Pull every "this" line out of the data below.

_ _ _

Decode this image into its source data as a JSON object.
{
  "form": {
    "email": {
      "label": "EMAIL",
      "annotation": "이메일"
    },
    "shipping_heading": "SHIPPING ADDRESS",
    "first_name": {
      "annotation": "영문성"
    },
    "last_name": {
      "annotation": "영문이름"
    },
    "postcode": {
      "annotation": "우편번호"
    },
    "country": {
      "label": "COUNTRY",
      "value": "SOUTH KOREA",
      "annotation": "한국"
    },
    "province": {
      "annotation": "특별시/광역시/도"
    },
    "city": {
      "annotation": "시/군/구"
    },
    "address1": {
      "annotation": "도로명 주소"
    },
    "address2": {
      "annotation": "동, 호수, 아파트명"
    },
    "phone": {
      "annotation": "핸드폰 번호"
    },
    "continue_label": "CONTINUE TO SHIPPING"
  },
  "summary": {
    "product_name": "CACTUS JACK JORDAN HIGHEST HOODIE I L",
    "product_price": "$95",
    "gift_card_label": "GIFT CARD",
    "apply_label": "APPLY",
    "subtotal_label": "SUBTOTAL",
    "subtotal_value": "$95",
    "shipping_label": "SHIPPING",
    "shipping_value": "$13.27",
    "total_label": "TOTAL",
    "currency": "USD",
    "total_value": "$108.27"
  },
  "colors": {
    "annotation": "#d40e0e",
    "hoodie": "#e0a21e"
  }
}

_ _ _

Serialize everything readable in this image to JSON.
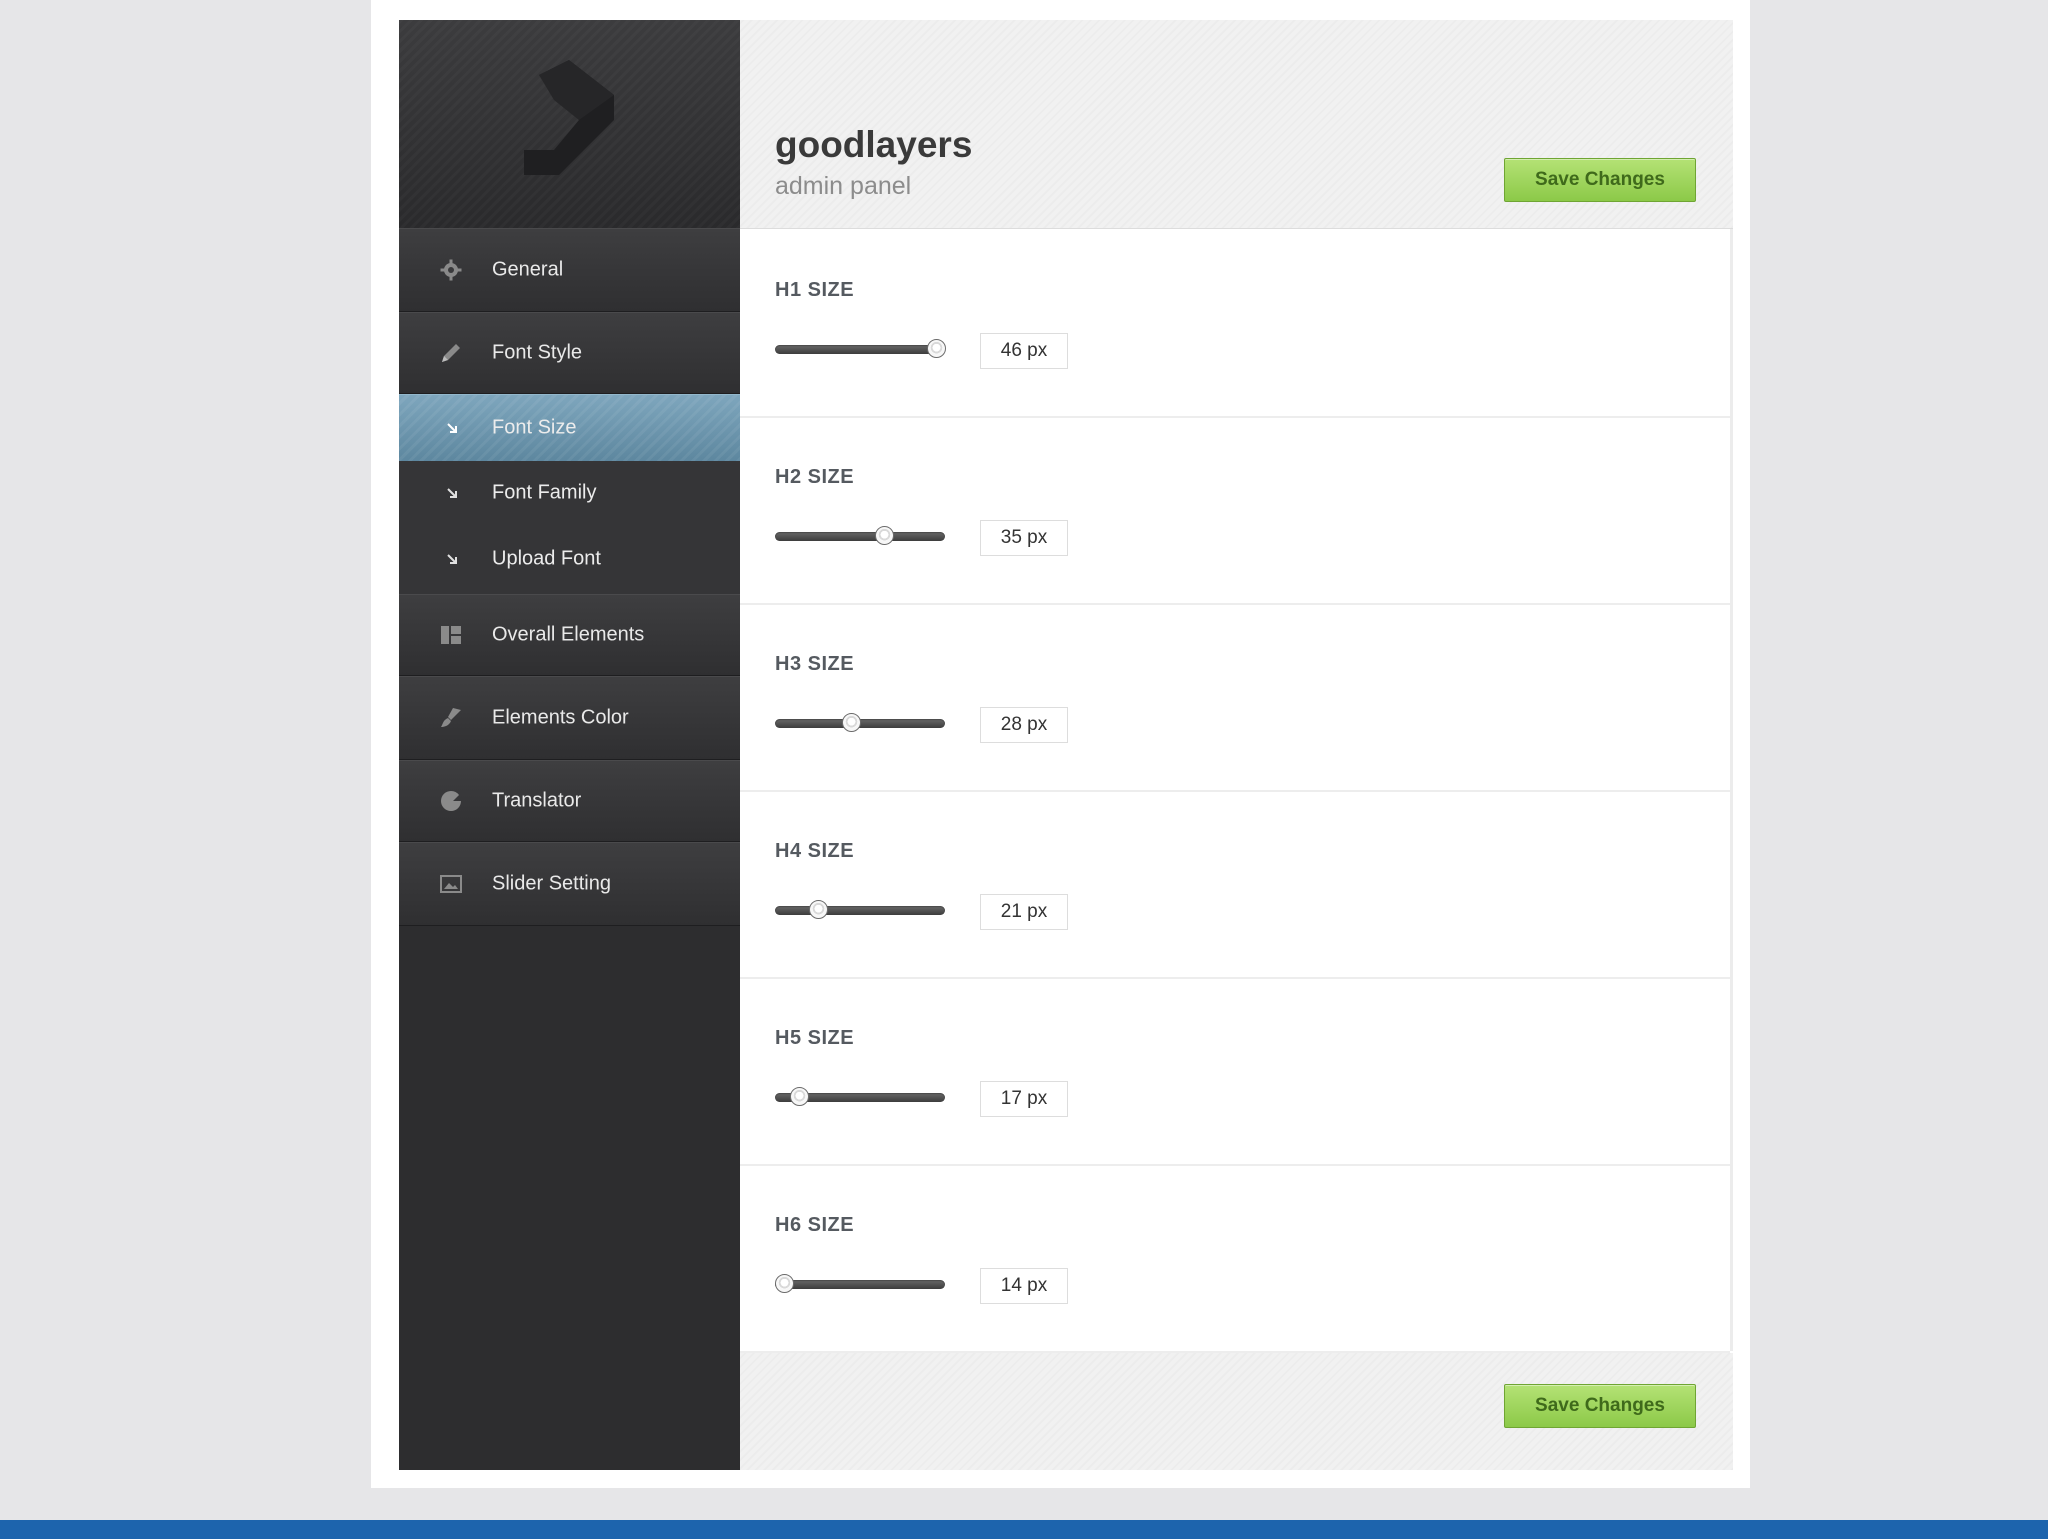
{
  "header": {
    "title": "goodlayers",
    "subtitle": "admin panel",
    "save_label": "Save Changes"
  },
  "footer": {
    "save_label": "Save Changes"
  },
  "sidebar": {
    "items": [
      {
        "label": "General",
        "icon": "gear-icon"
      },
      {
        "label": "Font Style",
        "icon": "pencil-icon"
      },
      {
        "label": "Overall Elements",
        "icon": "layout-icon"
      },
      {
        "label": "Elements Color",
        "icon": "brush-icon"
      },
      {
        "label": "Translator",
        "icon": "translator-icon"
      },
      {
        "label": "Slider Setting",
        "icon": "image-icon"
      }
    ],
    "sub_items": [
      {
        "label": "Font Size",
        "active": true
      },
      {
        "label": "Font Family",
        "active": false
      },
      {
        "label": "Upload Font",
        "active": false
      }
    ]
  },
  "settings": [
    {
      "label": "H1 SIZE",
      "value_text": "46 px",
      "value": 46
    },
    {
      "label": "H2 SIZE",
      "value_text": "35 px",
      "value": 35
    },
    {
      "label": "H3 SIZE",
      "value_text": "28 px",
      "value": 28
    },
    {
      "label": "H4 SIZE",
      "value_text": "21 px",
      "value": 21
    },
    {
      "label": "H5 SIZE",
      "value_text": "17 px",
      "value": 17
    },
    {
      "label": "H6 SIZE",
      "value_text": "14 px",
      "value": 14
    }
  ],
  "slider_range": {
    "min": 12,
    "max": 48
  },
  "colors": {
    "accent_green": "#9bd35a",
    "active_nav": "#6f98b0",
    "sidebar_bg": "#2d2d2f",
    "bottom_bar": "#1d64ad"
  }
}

_ _ _

> **RESULT OF THE EXERCISE**
Decode this image into its source data as a JSON object.
Serialize everything readable in this image to JSON.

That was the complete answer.